Start of DATA LISTING

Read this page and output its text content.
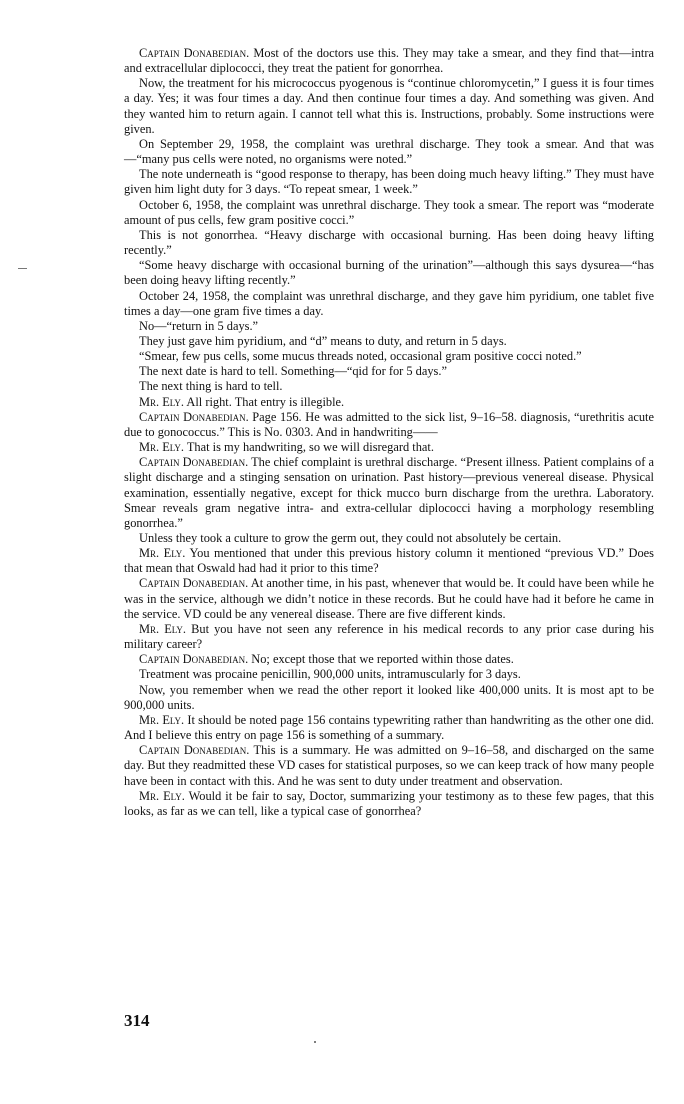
Captain Donabedian. Most of the doctors use this. They may take a smear, and they find that—intra and extracellular diplococci, they treat the patient for gonorrhea.

Now, the treatment for his micrococcus pyogenous is “continue chloromycetin,” I guess it is four times a day. Yes; it was four times a day. And then continue four times a day. And something was given. And they wanted him to return again. I cannot tell what this is. Instructions, probably. Some instructions were given.

On September 29, 1958, the complaint was urethral discharge. They took a smear. And that was—“many pus cells were noted, no organisms were noted.”

The note underneath is “good response to therapy, has been doing much heavy lifting.” They must have given him light duty for 3 days. “To repeat smear, 1 week.”

October 6, 1958, the complaint was unrethral discharge. They took a smear. The report was “moderate amount of pus cells, few gram positive cocci.”

This is not gonorrhea. “Heavy discharge with occasional burning. Has been doing heavy lifting recently.”

“Some heavy discharge with occasional burning of the urination”—although this says dysurea—“has been doing heavy lifting recently.”

October 24, 1958, the complaint was unrethral discharge, and they gave him pyridium, one tablet five times a day—one gram five times a day.

No—“return in 5 days.”

They just gave him pyridium, and “d” means to duty, and return in 5 days.

“Smear, few pus cells, some mucus threads noted, occasional gram positive cocci noted.”

The next date is hard to tell. Something—“qid for for 5 days.”

The next thing is hard to tell.

Mr. Ely. All right. That entry is illegible.

Captain Donabedian. Page 156. He was admitted to the sick list, 9–16–58. diagnosis, “urethritis acute due to gonococcus.” This is No. 0303. And in handwriting——

Mr. Ely. That is my handwriting, so we will disregard that.

Captain Donabedian. The chief complaint is urethral discharge. “Present illness. Patient complains of a slight discharge and a stinging sensation on urination. Past history—previous venereal disease. Physical examination, essentially negative, except for thick mucco burn discharge from the urethra. Laboratory. Smear reveals gram negative intra- and extra-cellular diplococci having a morphology resembling gonorrhea.”

Unless they took a culture to grow the germ out, they could not absolutely be certain.

Mr. Ely. You mentioned that under this previous history column it mentioned “previous VD.” Does that mean that Oswald had had it prior to this time?

Captain Donabedian. At another time, in his past, whenever that would be. It could have been while he was in the service, although we didn’t notice in these records. But he could have had it before he came in the service. VD could be any venereal disease. There are five different kinds.

Mr. Ely. But you have not seen any reference in his medical records to any prior case during his military career?

Captain Donabedian. No; except those that we reported within those dates.

Treatment was procaine penicillin, 900,000 units, intramuscularly for 3 days.

Now, you remember when we read the other report it looked like 400,000 units. It is most apt to be 900,000 units.

Mr. Ely. It should be noted page 156 contains typewriting rather than handwriting as the other one did. And I believe this entry on page 156 is something of a summary.

Captain Donabedian. This is a summary. He was admitted on 9–16–58, and discharged on the same day. But they readmitted these VD cases for statistical purposes, so we can keep track of how many people have been in contact with this. And he was sent to duty under treatment and observation.

Mr. Ely. Would it be fair to say, Doctor, summarizing your testimony as to these few pages, that this looks, as far as we can tell, like a typical case of gonorrhea?

314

End of DATA LISTING

• TASK REQUIREMENTS: A faithful, complete copy of the records above is required, one that contains no pictures.

• ANSWER SPACE:
Read this page and output its text content.
Captain Donabedian. Most of the doctors use this. They may take a smear, and they find that—intra and extracellular diplococci, they treat the patient for gonorrhea.

Now, the treatment for his micrococcus pyogenous is “continue chloromycetin,” I guess it is four times a day. Yes; it was four times a day. And then continue four times a day. And something was given. And they wanted him to return again. I cannot tell what this is. Instructions, probably. Some instructions were given.

On September 29, 1958, the complaint was urethral discharge. They took a smear. And that was—“many pus cells were noted, no organisms were noted.”

The note underneath is “good response to therapy, has been doing much heavy lifting.” They must have given him light duty for 3 days. “To repeat smear, 1 week.”

October 6, 1958, the complaint was unrethral discharge. They took a smear. The report was “moderate amount of pus cells, few gram positive cocci.”

This is not gonorrhea. “Heavy discharge with occasional burning. Has been doing heavy lifting recently.”

“Some heavy discharge with occasional burning of the urination”—although this says dysurea—“has been doing heavy lifting recently.”

October 24, 1958, the complaint was unrethral discharge, and they gave him pyridium, one tablet five times a day—one gram five times a day.

No—“return in 5 days.”

They just gave him pyridium, and “d” means to duty, and return in 5 days.

“Smear, few pus cells, some mucus threads noted, occasional gram positive cocci noted.”

The next date is hard to tell. Something—“qid for for 5 days.”

The next thing is hard to tell.

Mr. Ely. All right. That entry is illegible.

Captain Donabedian. Page 156. He was admitted to the sick list, 9–16–58. diagnosis, “urethritis acute due to gonococcus.” This is No. 0303. And in handwriting——

Mr. Ely. That is my handwriting, so we will disregard that.

Captain Donabedian. The chief complaint is urethral discharge. “Present illness. Patient complains of a slight discharge and a stinging sensation on urination. Past history—previous venereal disease. Physical examination, essentially negative, except for thick mucco burn discharge from the urethra. Laboratory. Smear reveals gram negative intra- and extra-cellular diplococci having a morphology resembling gonorrhea.”

Unless they took a culture to grow the germ out, they could not absolutely be certain.

Mr. Ely. You mentioned that under this previous history column it mentioned “previous VD.” Does that mean that Oswald had had it prior to this time?

Captain Donabedian. At another time, in his past, whenever that would be. It could have been while he was in the service, although we didn’t notice in these records. But he could have had it before he came in the service. VD could be any venereal disease. There are five different kinds.

Mr. Ely. But you have not seen any reference in his medical records to any prior case during his military career?

Captain Donabedian. No; except those that we reported within those dates.

Treatment was procaine penicillin, 900,000 units, intramuscularly for 3 days.

Now, you remember when we read the other report it looked like 400,000 units. It is most apt to be 900,000 units.

Mr. Ely. It should be noted page 156 contains typewriting rather than handwriting as the other one did. And I believe this entry on page 156 is something of a summary.

Captain Donabedian. This is a summary. He was admitted on 9–16–58, and discharged on the same day. But they readmitted these VD cases for statistical purposes, so we can keep track of how many people have been in contact with this. And he was sent to duty under treatment and observation.

Mr. Ely. Would it be fair to say, Doctor, summarizing your testimony as to these few pages, that this looks, as far as we can tell, like a typical case of gonorrhea?

314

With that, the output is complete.